[Stored records]
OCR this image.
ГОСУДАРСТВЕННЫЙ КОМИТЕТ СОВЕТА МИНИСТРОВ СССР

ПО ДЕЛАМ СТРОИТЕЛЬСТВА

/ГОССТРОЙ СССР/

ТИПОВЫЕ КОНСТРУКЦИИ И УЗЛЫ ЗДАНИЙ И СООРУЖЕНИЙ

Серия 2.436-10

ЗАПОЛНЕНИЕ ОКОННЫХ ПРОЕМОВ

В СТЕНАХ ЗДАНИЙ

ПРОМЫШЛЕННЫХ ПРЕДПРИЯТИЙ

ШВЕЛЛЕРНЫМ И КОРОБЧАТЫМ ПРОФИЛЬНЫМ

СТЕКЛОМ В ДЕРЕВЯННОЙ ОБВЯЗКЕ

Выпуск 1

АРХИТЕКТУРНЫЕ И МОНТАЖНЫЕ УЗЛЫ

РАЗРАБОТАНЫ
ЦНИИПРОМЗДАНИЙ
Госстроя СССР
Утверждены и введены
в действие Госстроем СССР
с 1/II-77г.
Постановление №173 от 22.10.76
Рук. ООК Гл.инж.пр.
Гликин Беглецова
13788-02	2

■ **Written task**: From the listing, copy each line containing the word "СССР".

■ **Solution**:
ГОСУДАРСТВЕННЫЙ КОМИТЕТ СОВЕТА МИНИСТРОВ СССР
/ГОССТРОЙ СССР/
Госстроя СССР
в действие Госстроем СССР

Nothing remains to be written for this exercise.